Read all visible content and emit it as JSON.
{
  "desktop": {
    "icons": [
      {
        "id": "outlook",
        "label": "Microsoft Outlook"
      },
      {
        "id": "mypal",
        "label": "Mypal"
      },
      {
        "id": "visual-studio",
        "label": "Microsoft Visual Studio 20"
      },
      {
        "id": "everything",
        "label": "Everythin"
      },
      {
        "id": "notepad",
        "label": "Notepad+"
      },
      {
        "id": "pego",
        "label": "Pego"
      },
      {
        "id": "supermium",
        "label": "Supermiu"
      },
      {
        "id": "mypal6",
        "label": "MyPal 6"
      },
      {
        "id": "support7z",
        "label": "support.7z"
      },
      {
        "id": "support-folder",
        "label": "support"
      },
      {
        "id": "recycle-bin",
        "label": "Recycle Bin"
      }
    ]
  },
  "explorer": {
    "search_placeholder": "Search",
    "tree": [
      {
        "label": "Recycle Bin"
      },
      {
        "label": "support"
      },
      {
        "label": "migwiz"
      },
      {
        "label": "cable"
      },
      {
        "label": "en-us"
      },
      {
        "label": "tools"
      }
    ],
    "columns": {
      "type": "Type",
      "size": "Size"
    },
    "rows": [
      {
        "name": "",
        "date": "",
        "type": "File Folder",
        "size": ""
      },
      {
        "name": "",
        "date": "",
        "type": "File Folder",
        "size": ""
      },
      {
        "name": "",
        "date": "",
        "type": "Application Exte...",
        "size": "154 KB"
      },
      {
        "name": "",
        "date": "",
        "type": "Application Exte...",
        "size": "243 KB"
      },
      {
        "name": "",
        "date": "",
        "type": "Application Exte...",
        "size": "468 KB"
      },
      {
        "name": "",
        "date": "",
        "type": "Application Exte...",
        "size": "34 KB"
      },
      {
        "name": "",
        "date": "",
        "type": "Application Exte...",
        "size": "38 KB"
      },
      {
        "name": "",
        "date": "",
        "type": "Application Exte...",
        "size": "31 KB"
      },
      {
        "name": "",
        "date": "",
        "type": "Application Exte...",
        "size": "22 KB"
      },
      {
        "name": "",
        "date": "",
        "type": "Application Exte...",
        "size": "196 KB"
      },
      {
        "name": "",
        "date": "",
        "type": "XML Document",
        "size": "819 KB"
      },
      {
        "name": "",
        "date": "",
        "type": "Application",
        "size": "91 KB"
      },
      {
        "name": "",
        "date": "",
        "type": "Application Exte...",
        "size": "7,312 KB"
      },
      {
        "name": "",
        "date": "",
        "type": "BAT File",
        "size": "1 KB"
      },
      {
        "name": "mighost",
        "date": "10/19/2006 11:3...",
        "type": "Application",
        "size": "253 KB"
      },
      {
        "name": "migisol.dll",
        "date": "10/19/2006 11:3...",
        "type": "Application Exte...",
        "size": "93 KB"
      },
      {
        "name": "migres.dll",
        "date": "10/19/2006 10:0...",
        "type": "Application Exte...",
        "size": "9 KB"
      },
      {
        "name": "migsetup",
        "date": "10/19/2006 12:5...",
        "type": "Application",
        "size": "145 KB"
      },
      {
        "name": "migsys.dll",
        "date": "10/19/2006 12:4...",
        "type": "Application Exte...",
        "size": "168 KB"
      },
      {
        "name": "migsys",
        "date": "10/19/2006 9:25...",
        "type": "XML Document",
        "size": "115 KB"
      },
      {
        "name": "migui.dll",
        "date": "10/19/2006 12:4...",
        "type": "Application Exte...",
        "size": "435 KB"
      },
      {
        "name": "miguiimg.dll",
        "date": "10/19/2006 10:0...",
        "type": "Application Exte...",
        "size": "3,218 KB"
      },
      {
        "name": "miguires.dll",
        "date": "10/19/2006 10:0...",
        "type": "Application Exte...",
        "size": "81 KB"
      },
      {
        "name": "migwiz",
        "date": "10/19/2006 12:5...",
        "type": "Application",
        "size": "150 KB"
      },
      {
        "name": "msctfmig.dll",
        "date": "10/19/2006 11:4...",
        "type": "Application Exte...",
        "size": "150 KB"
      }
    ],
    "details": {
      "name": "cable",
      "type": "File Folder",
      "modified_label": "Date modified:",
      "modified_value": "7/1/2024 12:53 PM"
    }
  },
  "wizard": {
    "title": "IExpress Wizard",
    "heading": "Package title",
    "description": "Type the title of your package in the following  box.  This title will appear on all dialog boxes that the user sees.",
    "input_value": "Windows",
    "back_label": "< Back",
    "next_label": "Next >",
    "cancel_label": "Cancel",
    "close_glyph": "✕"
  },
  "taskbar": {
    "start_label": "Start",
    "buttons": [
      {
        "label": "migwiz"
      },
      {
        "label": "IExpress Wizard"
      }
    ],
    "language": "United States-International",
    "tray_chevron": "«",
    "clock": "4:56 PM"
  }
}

=======

• [PROMPT] Track down every line holding the string "File" and copy it.

• [RESULT FOR THIS EXERCISE]
        "type": "File Folder",
        "type": "File Folder",
        "type": "BAT File",
      "type": "File Folder",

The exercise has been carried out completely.